Триада полка русской цивилизации
Захар Прилепин призвал к равнению на Солнце.
Святые непротивленцы Борис и Глеб стоят во главе небесного воинства, которое охраняет Русь. В видении они явились Александру Невскому перед битвой с обещанием помочь ему. В этом нет противоречия. Потому как одно дело за себя воевать, умножать грех, горе и скорби. Это был бы ответ злом на зло. Совершенно другое дело — стоять за Отчизну, государство, за народ. Здесь даже чернец может прервать свой молитвенный подвиг и взять в руки оружие.
До рассвета индивидуализма и осознания того, что человек настолько уникален, что никому ничего не должен, мировоззрение людей было структурировано, в том числе, противопоставлением «часть — целое». С ней была связана другая мировоззренческая оппозиция: «брань, война — мир».
Здесь все просто: состояние части — греховное. Часть стремится к преодолению своей греховности, оторванности и соединению с целым, через которое она приближается к Богу. Сейчас крайне сложно многим объяснить, что состояние части — даже не бессмысленно, пустотно, оно порочно, гибельно.
Воинское сражение — битва за целое, за сохранение единства. Проигрыш в битве — наказание за прегрешения, за рознь. Все помнили битву на Калке.
Война начинается с Божьего попущения, ее причина — грехи человеческие и дьявольские козни (например, эта формула приводится в «Сказании о Мамаевом побоище»). Дьявол «радуется злому убийству, и крови пролитию, подвизая свары и зависти, братоненавиденье, клеветы» — говорится в «Слове о нашествии иноплеменных» из «Повести временных лет». Согрешившие земли Бог казнит смертью, голодом, либо «наведением поганых».

* **ИЗВЛЕЧЁННЫЕ ДАННЫЕ**:
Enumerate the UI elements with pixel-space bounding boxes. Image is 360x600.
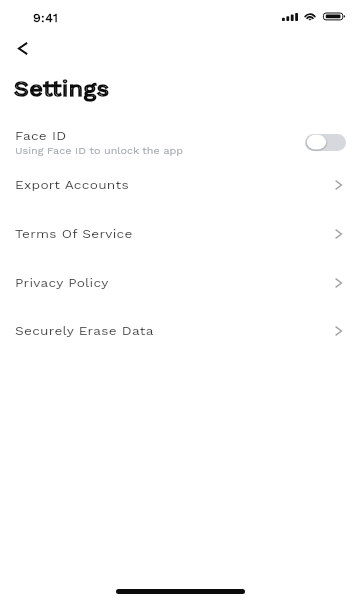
staticText: Terms Of Service [15,227,134,241]
staticText: 9:41 [33,11,59,25]
button[interactable]: Face ID [0,118,360,166]
staticText: Settings [14,77,110,101]
button[interactable]: Back [6,33,39,64]
staticText: Face ID [15,129,66,143]
staticText: Using Face ID to unlock the app [15,145,183,156]
button[interactable]: Export Accounts [0,160,360,209]
button[interactable]: Face ID toggle [305,134,346,151]
button[interactable]: Privacy Policy [0,258,360,307]
button[interactable]: Terms Of Service [0,209,360,258]
staticText: Export Accounts [15,178,129,192]
button[interactable]: Securely Erase Data [0,306,360,355]
staticText: Securely Erase Data [15,324,154,338]
staticText: Privacy Policy [15,276,109,290]
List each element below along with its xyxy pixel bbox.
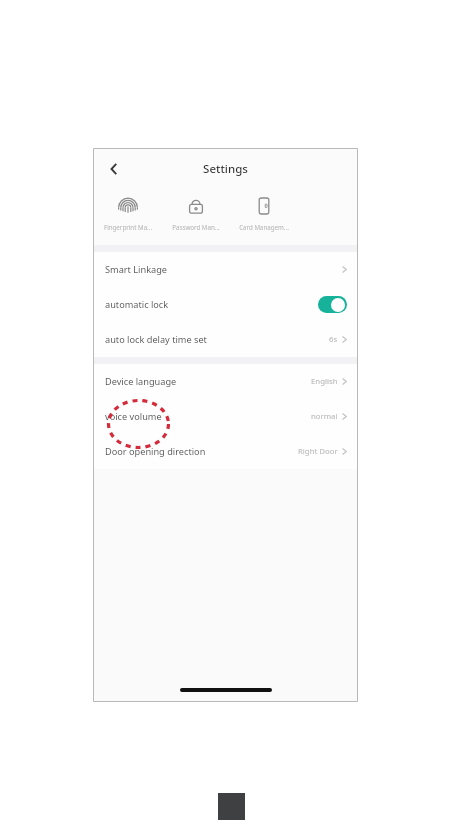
button[interactable]: Device language xyxy=(94,364,357,399)
staticText: Right Door xyxy=(298,446,338,457)
staticText: normal xyxy=(311,411,338,422)
staticText: automatic lock xyxy=(105,298,169,311)
other: Automatic lock toggle xyxy=(318,296,347,313)
staticText: auto lock delay time set xyxy=(105,333,207,346)
button[interactable]: automatic lock xyxy=(94,287,357,322)
button[interactable]: Back xyxy=(99,154,129,184)
button[interactable]: Smart Linkage xyxy=(94,252,357,287)
button[interactable]: Fingerprint Ma... xyxy=(94,188,162,231)
staticText: Door opening direction xyxy=(105,445,206,458)
staticText: Settings xyxy=(203,161,248,177)
staticText: Password Man... xyxy=(162,223,230,231)
staticText: 6s xyxy=(329,334,338,345)
button[interactable]: auto lock delay time set xyxy=(94,322,357,357)
staticText: voice volume xyxy=(105,410,162,423)
staticText: Card Managem... xyxy=(230,223,298,231)
button[interactable]: Door opening direction xyxy=(94,434,357,469)
button[interactable]: voice volume xyxy=(94,399,357,434)
staticText: Device language xyxy=(105,375,177,388)
button[interactable]: Card Managem... xyxy=(230,188,298,231)
button[interactable]: Password Man... xyxy=(162,188,230,231)
staticText: English xyxy=(311,376,338,387)
staticText: Smart Linkage xyxy=(105,263,168,276)
staticText: Fingerprint Ma... xyxy=(94,223,162,231)
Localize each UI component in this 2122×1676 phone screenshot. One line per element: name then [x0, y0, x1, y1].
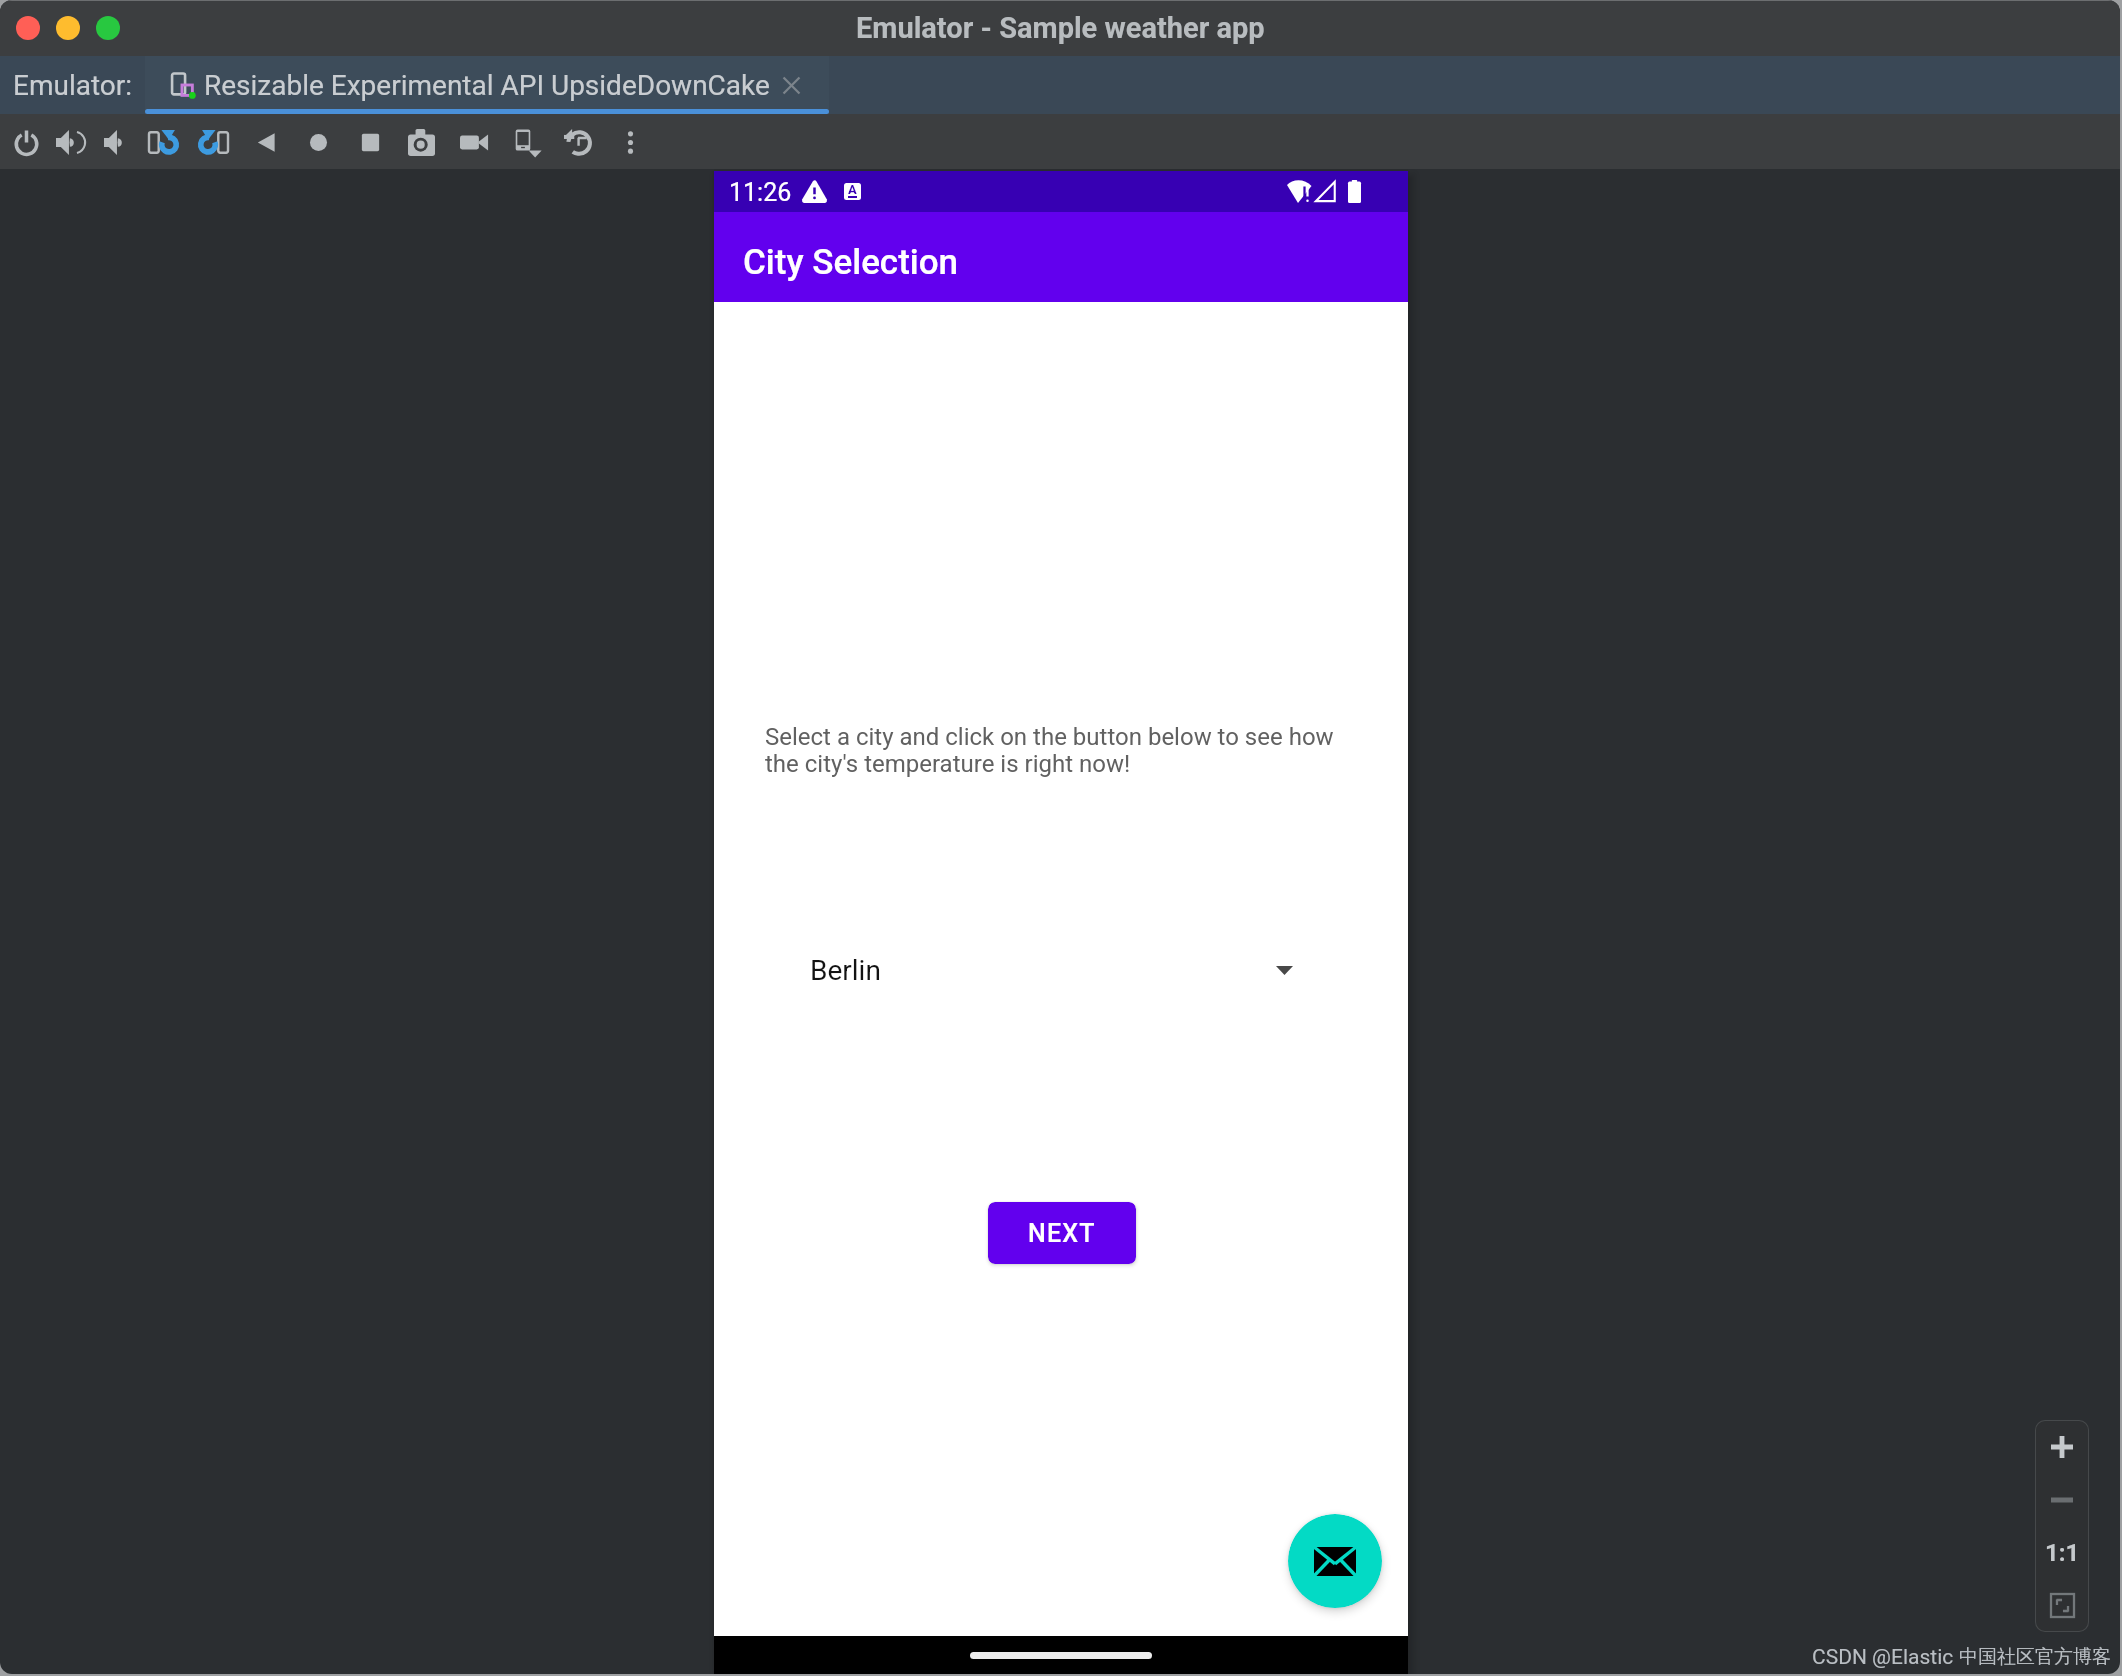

* **СПИСОК ЗАДАНИЙ**:
• A. Отредактируйте фрагмент исходного текста начиная со слов «Святые непротивленцы Борис» и заканчивая словами «в руки оружие.» включительно. Приведите его целиком, заменив «Отчизну» на «Родину».
• B. Кто, согласно исходному тексту, явился Александру Невскому в видении перед битвой?

* **РЕШЕНИЯ ПО ЗАДАНИЯМ**:
• A.
Святые непротивленцы Борис и Глеб стоят во главе небесного воинства, которое охраняет Русь. В видении они явились Александру Невскому перед битвой с обещанием помочь ему. В этом нет противоречия. Потому как одно дело за себя воевать, умножать грех, горе и скорби. Это был бы ответ злом на зло. Совершенно другое дело — стоять за Родину, государство, за народ. Здесь даже чернец может прервать свой молитвенный подвиг и взять в руки оружие.

• B. Александру Невскому явились святые непротивленцы Борис и Глеб.